What you should do. All entries below are to be set down again, identical to the source.

======== Record set

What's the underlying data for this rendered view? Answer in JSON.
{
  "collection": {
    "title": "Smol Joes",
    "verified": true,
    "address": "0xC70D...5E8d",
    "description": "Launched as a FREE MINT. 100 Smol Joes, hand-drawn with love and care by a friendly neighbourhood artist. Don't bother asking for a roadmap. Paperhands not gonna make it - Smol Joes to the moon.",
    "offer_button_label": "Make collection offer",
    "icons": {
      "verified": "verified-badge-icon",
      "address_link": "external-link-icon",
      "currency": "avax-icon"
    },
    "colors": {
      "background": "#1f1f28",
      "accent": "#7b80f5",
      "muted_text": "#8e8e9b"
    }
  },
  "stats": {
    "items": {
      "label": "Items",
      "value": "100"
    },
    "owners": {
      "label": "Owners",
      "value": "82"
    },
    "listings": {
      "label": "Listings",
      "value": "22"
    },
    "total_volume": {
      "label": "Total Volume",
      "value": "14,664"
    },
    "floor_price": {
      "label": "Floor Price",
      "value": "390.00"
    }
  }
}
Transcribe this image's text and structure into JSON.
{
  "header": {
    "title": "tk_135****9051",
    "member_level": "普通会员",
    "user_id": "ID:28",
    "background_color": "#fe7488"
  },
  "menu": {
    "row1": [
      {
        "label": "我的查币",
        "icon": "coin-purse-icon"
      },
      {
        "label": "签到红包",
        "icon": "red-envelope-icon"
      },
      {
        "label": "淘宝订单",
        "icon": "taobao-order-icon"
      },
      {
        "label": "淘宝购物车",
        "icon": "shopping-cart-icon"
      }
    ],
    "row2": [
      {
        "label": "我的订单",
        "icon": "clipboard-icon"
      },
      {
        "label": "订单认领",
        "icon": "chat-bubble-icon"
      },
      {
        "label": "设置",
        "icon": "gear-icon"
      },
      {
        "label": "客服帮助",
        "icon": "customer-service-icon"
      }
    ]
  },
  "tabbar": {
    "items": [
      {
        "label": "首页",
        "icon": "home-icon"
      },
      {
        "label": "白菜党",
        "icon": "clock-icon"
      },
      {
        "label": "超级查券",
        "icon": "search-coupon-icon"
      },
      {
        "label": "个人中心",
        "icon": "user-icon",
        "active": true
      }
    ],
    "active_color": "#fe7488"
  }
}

================

Result of this task.
What's the underlying data for this rendered view? Answer in JSON.
{
  "collection": {
    "title": "Smol Joes",
    "verified": true,
    "address": "0xC70D...5E8d",
    "description": "Launched as a FREE MINT. 100 Smol Joes, hand-drawn with love and care by a friendly neighbourhood artist. Don't bother asking for a roadmap. Paperhands not gonna make it - Smol Joes to the moon.",
    "offer_button_label": "Make collection offer",
    "icons": {
      "verified": "verified-badge-icon",
      "address_link": "external-link-icon",
      "currency": "avax-icon"
    },
    "colors": {
      "background": "#1f1f28",
      "accent": "#7b80f5",
      "muted_text": "#8e8e9b"
    }
  },
  "stats": {
    "items": {
      "label": "Items",
      "value": "100"
    },
    "owners": {
      "label": "Owners",
      "value": "82"
    },
    "listings": {
      "label": "Listings",
      "value": "22"
    },
    "total_volume": {
      "label": "Total Volume",
      "value": "14,664"
    },
    "floor_price": {
      "label": "Floor Price",
      "value": "390.00"
    }
  }
}
Transcribe this image's text and structure into JSON.
{
  "header": {
    "title": "tk_135****9051",
    "member_level": "普通会员",
    "user_id": "ID:28",
    "background_color": "#fe7488"
  },
  "menu": {
    "row1": [
      {
        "label": "我的查币",
        "icon": "coin-purse-icon"
      },
      {
        "label": "签到红包",
        "icon": "red-envelope-icon"
      },
      {
        "label": "淘宝订单",
        "icon": "taobao-order-icon"
      },
      {
        "label": "淘宝购物车",
        "icon": "shopping-cart-icon"
      }
    ],
    "row2": [
      {
        "label": "我的订单",
        "icon": "clipboard-icon"
      },
      {
        "label": "订单认领",
        "icon": "chat-bubble-icon"
      },
      {
        "label": "设置",
        "icon": "gear-icon"
      },
      {
        "label": "客服帮助",
        "icon": "customer-service-icon"
      }
    ]
  },
  "tabbar": {
    "items": [
      {
        "label": "首页",
        "icon": "home-icon"
      },
      {
        "label": "白菜党",
        "icon": "clock-icon"
      },
      {
        "label": "超级查券",
        "icon": "search-coupon-icon"
      },
      {
        "label": "个人中心",
        "icon": "user-icon",
        "active": true
      }
    ],
    "active_color": "#fe7488"
  }
}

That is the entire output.